(Collected data)
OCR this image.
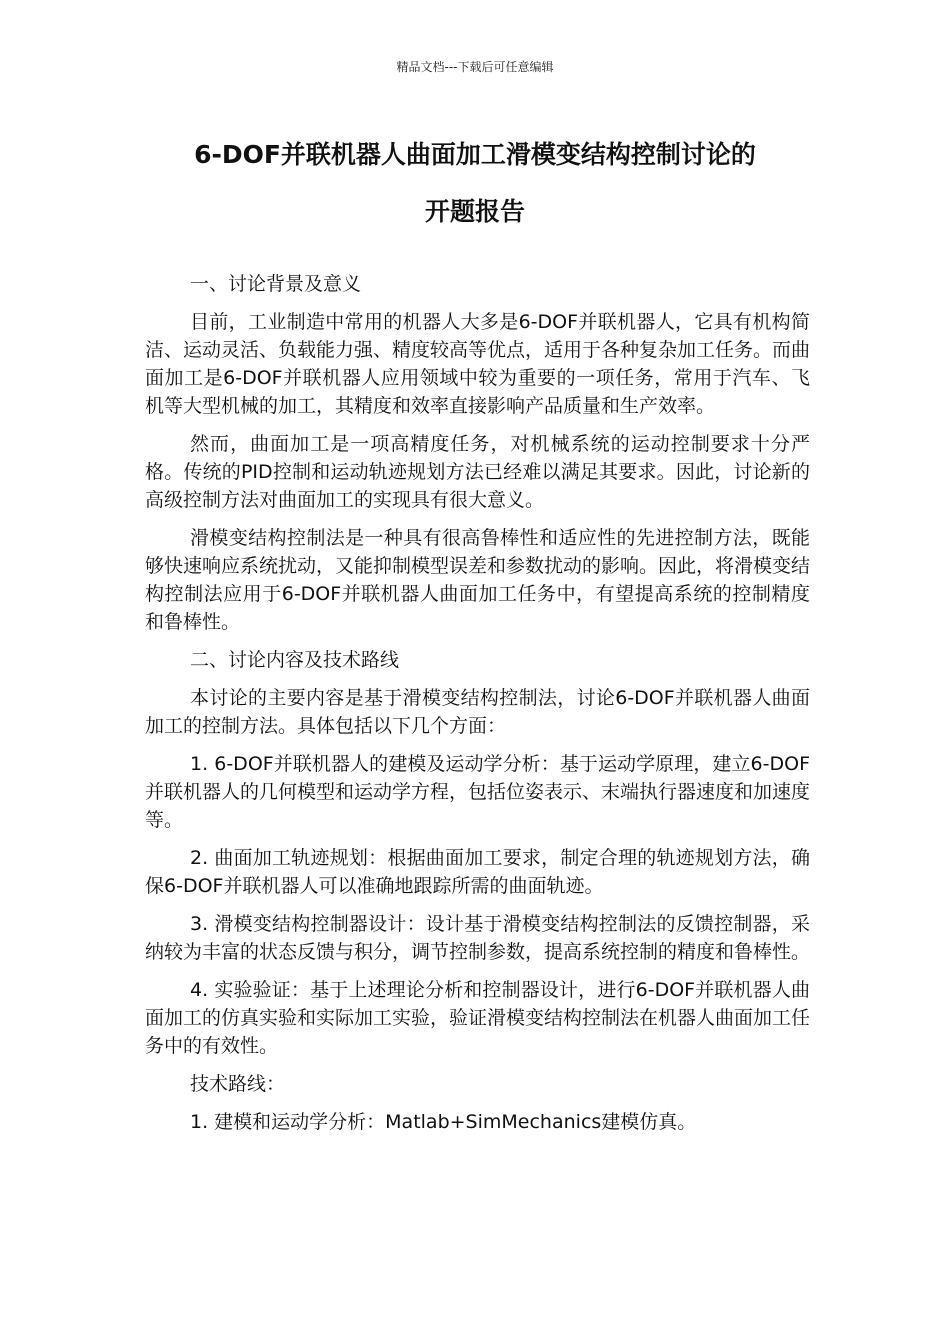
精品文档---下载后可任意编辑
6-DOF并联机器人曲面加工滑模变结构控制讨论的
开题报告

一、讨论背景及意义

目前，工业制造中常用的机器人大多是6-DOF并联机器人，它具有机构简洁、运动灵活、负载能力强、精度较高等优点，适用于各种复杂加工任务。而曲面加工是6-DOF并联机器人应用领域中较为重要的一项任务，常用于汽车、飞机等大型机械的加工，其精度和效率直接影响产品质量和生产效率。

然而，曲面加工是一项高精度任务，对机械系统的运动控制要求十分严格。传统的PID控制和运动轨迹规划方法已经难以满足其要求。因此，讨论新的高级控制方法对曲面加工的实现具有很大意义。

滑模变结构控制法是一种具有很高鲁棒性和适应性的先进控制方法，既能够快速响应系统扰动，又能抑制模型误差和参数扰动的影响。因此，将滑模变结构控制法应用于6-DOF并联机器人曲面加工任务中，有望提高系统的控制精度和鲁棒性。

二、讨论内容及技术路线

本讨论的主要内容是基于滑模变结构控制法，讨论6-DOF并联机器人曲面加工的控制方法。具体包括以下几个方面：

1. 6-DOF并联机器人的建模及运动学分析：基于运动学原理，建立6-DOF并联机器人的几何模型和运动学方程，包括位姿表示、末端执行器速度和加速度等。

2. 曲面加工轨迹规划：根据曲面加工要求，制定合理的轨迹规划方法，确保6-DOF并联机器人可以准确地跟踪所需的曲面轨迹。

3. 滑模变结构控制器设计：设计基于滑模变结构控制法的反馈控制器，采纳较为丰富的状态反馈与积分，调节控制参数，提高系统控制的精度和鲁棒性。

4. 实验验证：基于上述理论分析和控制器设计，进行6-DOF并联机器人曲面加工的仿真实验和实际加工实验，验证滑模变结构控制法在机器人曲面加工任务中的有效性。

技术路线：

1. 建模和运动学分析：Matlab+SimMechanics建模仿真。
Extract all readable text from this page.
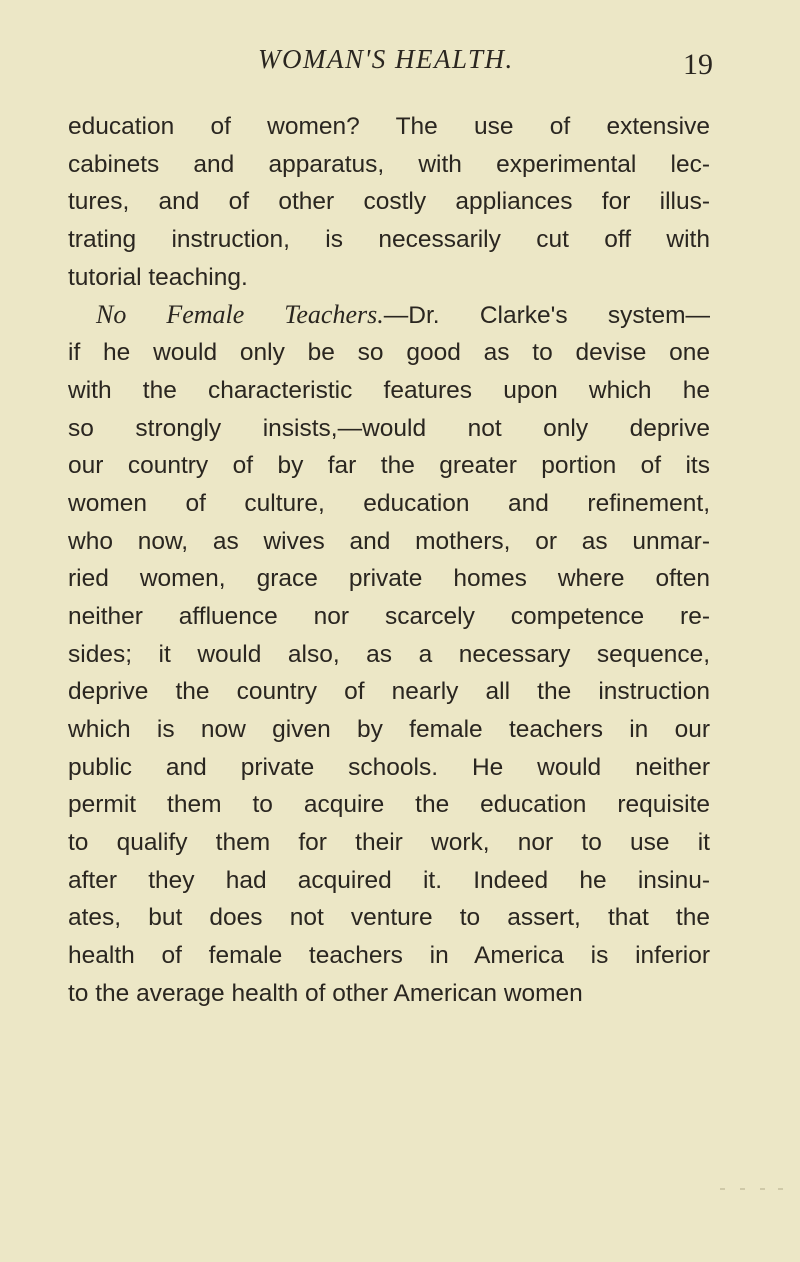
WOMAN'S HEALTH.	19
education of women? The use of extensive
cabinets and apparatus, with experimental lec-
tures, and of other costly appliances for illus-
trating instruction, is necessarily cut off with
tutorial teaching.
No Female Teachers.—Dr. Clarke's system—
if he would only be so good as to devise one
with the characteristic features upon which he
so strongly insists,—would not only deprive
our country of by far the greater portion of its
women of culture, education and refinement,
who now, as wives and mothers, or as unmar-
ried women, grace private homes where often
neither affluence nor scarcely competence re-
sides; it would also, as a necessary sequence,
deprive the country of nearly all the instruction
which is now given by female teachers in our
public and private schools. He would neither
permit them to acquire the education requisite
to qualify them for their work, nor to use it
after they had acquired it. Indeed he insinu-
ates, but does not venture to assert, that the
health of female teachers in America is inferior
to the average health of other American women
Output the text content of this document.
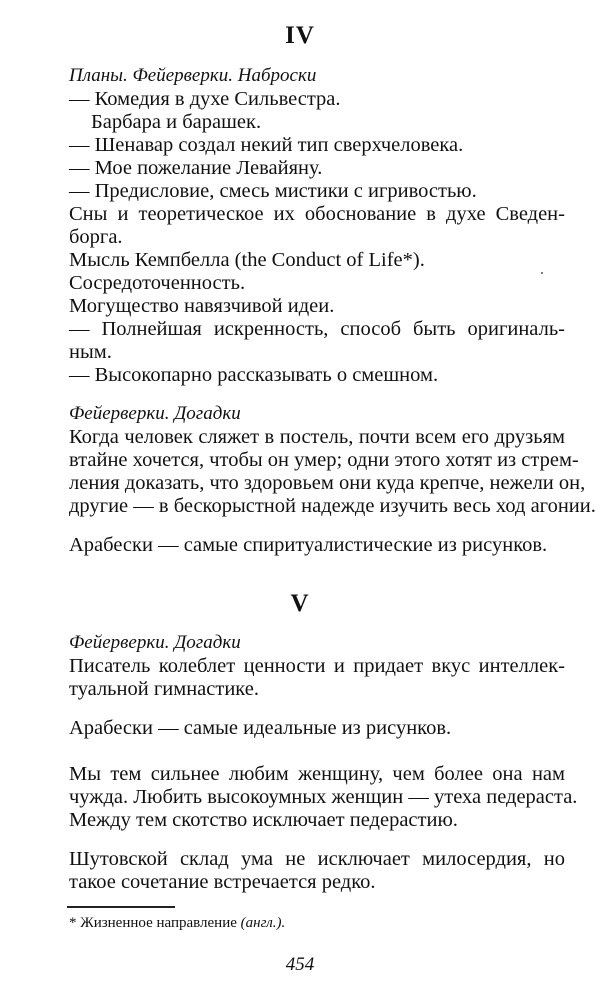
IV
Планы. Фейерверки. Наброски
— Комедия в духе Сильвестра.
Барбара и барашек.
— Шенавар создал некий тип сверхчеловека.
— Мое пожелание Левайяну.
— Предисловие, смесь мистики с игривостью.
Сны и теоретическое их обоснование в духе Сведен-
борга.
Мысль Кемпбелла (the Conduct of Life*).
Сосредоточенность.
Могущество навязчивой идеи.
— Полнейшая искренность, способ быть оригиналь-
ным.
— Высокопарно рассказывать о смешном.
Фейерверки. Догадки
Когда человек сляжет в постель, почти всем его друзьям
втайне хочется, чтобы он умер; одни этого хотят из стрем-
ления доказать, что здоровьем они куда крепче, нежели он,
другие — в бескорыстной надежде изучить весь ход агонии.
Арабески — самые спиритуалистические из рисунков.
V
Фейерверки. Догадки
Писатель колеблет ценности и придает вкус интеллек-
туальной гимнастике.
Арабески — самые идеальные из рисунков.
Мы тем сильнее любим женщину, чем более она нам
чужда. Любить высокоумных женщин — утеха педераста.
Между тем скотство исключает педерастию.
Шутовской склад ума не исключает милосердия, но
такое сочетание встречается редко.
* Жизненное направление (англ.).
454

• [Stated task] Select every line of the material above holding the word "самые" and copy it.

• [The response]
Арабески — самые спиритуалистические из рисунков.
Арабески — самые идеальные из рисунков.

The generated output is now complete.